Give only the number of lines in the records that include the string "JSON".

Dataset:
## BEGIN

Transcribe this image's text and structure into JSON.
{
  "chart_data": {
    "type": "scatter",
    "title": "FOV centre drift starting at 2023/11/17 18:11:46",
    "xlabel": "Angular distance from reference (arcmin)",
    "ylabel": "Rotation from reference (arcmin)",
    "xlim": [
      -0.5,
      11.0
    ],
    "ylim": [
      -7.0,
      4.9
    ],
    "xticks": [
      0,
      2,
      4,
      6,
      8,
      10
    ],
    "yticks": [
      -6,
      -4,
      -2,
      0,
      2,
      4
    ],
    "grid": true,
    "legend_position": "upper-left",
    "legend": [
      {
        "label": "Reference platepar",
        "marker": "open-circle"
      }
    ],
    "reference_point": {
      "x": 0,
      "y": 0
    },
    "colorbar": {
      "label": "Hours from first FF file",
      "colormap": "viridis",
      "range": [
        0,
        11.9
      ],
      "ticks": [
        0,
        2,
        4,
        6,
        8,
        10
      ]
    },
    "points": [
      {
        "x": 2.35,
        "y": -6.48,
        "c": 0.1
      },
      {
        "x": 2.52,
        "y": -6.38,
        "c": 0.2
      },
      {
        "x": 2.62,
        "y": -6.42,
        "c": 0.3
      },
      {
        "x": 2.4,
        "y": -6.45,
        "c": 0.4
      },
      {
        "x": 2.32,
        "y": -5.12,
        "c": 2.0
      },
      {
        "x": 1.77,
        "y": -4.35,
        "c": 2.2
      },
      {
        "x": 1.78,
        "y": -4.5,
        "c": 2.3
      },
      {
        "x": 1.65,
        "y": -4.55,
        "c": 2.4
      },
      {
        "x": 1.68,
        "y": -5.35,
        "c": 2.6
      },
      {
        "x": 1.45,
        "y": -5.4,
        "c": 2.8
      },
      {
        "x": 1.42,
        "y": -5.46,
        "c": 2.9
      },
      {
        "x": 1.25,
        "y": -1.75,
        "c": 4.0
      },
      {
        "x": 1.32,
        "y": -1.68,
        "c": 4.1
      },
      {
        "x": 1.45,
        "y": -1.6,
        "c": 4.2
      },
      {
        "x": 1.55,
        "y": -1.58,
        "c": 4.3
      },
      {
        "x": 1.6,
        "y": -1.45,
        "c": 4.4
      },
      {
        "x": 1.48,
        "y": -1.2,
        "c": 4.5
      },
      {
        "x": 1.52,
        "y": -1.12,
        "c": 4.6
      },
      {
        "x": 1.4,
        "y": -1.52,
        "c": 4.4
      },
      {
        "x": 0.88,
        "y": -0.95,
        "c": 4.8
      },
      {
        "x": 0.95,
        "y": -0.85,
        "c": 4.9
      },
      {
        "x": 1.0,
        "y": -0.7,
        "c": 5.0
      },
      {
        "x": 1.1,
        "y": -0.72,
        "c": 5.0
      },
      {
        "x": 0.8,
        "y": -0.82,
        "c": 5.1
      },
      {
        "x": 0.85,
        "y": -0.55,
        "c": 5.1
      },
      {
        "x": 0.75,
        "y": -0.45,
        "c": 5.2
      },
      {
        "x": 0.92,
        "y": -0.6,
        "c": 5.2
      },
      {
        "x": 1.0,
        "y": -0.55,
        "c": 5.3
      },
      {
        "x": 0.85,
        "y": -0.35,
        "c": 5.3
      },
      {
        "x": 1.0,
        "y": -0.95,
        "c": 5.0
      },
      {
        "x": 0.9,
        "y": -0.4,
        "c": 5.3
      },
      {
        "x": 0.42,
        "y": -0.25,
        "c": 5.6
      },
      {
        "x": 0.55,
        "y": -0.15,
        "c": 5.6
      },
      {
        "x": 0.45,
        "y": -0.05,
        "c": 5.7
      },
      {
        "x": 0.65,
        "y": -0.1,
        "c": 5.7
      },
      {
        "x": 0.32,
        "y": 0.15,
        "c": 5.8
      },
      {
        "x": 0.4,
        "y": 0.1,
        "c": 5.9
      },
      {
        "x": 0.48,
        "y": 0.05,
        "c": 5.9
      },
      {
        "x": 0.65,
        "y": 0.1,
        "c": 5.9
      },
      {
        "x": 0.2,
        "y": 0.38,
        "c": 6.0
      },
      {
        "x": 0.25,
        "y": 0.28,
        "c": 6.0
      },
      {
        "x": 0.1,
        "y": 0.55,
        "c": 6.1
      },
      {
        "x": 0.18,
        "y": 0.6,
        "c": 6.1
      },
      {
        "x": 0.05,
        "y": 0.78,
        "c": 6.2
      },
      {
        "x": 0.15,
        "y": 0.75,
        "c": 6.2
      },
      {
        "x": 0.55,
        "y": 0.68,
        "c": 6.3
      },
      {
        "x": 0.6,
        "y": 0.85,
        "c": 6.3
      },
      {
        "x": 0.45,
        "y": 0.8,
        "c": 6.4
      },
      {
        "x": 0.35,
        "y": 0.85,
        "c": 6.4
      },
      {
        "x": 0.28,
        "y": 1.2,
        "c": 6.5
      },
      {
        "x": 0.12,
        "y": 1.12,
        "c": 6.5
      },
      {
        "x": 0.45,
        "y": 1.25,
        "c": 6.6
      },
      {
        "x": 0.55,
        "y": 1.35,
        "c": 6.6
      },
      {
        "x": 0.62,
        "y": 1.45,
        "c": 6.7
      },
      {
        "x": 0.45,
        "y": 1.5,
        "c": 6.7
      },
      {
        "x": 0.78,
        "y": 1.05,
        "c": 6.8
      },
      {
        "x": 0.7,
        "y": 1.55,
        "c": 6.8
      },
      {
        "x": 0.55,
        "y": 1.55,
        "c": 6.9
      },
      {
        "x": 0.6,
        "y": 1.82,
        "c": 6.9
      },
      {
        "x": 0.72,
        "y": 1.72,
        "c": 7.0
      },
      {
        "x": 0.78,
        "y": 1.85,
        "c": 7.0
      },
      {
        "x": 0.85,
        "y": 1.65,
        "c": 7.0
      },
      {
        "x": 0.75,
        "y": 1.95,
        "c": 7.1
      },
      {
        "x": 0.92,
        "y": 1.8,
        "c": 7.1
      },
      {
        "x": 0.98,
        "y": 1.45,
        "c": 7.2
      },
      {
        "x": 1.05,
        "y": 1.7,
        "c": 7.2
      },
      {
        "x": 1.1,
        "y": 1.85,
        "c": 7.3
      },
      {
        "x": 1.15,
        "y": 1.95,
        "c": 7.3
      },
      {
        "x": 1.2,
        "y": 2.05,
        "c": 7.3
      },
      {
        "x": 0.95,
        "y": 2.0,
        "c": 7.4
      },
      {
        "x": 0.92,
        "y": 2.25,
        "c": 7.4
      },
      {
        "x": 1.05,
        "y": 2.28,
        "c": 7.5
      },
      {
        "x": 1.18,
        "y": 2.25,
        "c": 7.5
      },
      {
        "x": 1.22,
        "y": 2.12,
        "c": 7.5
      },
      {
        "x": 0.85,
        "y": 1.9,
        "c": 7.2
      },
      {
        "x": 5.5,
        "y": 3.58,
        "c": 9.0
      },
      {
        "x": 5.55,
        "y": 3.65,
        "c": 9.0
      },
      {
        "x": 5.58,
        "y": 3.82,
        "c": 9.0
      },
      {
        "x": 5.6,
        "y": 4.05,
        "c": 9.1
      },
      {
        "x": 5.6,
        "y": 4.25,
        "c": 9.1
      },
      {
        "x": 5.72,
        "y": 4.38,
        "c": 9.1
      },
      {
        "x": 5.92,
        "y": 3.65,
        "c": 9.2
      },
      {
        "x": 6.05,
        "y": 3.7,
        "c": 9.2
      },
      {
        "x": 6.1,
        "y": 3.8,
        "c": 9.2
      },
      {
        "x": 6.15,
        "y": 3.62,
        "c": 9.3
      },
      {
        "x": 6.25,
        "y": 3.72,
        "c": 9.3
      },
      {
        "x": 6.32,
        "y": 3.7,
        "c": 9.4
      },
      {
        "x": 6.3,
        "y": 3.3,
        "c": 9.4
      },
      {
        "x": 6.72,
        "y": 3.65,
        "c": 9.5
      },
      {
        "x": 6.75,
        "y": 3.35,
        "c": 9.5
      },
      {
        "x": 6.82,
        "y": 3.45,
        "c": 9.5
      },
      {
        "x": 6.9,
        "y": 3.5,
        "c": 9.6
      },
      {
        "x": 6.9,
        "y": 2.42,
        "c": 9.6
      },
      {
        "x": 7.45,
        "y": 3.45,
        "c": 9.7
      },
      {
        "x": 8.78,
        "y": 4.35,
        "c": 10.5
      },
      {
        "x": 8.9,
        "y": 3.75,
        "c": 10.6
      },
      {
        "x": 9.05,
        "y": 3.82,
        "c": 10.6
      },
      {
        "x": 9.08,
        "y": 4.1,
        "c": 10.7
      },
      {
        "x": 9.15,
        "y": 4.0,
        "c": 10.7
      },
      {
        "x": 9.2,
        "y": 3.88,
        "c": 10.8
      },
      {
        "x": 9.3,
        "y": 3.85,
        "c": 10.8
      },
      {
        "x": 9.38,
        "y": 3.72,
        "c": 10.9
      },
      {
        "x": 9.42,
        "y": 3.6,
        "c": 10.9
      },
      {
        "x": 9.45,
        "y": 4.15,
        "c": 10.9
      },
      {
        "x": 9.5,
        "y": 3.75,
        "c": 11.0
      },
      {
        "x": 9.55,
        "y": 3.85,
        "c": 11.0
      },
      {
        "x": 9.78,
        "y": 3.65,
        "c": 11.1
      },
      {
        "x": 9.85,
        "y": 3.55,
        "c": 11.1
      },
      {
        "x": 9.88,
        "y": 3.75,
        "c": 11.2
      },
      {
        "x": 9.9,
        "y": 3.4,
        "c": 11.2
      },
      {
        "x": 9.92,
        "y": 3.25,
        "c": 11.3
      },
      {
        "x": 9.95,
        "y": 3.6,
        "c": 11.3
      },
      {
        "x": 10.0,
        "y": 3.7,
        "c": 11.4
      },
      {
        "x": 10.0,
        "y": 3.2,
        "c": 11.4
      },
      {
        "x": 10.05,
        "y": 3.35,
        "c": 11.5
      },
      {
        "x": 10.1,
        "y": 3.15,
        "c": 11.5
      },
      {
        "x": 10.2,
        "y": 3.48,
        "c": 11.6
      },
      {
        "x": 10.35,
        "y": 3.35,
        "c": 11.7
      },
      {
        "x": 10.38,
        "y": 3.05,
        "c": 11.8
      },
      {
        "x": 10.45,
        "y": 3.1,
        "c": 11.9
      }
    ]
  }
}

## END
## BEGIN

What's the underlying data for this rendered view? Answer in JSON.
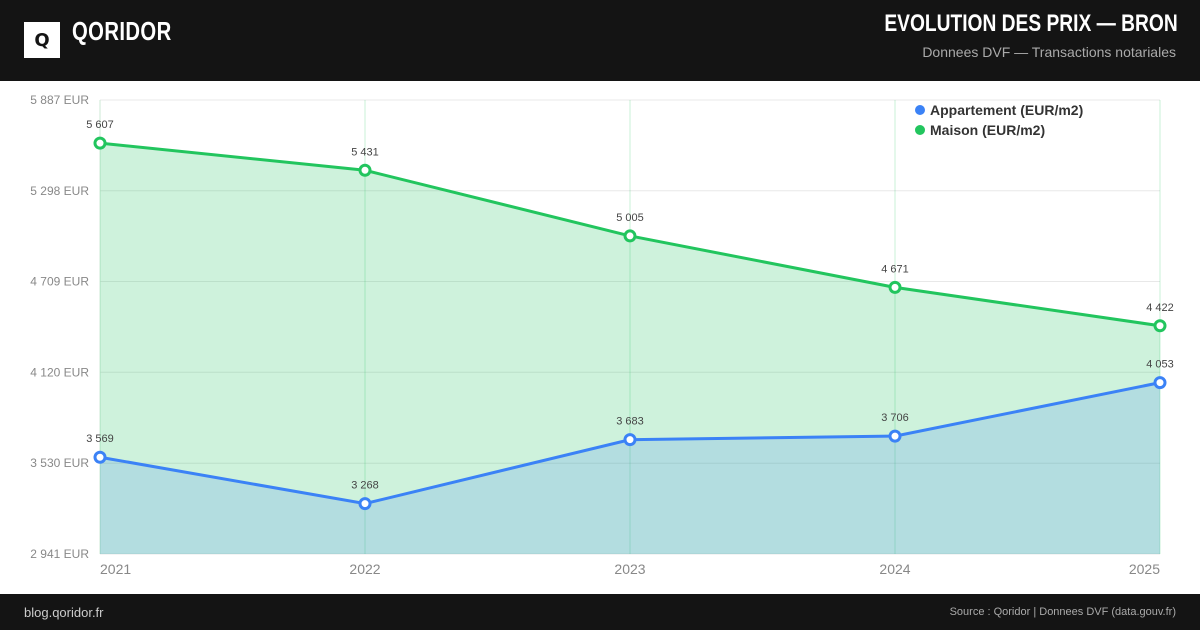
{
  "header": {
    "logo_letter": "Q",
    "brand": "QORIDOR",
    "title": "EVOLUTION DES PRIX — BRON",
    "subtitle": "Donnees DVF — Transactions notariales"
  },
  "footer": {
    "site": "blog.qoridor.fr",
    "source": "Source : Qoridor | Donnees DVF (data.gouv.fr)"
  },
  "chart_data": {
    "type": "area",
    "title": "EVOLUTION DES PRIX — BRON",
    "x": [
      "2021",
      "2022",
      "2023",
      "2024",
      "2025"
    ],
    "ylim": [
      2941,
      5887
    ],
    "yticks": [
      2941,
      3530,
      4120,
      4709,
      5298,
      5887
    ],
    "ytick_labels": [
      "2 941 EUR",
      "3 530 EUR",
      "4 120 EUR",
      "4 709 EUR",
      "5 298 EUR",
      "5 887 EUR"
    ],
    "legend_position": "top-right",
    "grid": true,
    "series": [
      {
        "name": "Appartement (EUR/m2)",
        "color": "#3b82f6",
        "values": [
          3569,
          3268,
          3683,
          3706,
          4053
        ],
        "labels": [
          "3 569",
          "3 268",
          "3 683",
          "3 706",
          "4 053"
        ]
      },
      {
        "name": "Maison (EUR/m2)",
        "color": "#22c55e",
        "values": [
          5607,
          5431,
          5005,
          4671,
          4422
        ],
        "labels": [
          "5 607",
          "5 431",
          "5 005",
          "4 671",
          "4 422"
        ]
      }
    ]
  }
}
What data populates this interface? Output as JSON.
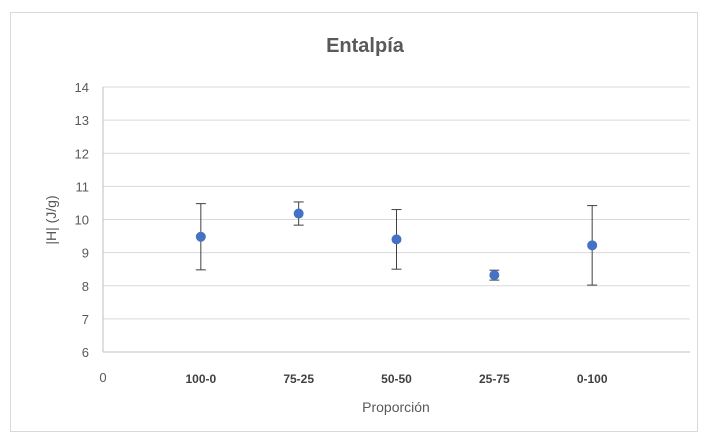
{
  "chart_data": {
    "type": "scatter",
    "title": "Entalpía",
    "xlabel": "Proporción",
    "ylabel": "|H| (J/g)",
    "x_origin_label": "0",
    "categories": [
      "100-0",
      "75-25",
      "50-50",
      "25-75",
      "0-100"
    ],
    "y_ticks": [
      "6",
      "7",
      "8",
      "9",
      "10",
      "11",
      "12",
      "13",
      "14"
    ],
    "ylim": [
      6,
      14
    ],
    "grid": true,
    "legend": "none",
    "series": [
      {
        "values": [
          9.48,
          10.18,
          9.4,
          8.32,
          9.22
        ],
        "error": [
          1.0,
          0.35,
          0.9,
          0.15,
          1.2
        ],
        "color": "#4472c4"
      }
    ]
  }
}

## END
## BEGIN

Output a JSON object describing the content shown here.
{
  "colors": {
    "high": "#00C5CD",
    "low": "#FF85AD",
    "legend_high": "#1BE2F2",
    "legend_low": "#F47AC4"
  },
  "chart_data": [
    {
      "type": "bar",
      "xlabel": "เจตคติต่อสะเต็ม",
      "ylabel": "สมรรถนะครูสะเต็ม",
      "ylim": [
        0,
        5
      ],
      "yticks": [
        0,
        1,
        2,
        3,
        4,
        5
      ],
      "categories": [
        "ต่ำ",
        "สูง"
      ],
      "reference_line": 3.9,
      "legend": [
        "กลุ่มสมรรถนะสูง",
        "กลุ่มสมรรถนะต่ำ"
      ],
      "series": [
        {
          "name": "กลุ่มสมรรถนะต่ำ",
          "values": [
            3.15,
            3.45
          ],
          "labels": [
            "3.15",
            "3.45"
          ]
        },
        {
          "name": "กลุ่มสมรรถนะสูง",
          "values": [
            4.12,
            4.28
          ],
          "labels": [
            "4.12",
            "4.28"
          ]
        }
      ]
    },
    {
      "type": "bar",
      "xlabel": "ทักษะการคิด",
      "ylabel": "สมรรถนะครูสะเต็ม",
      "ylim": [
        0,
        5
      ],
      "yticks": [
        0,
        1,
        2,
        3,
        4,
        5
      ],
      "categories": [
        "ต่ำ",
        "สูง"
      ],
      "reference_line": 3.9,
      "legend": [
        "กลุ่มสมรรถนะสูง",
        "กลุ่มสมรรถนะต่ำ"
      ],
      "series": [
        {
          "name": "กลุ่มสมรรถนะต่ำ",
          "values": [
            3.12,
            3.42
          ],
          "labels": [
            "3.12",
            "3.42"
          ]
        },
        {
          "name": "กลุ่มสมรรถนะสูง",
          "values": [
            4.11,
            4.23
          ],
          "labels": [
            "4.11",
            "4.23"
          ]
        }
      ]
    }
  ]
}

## END

Full solution: 4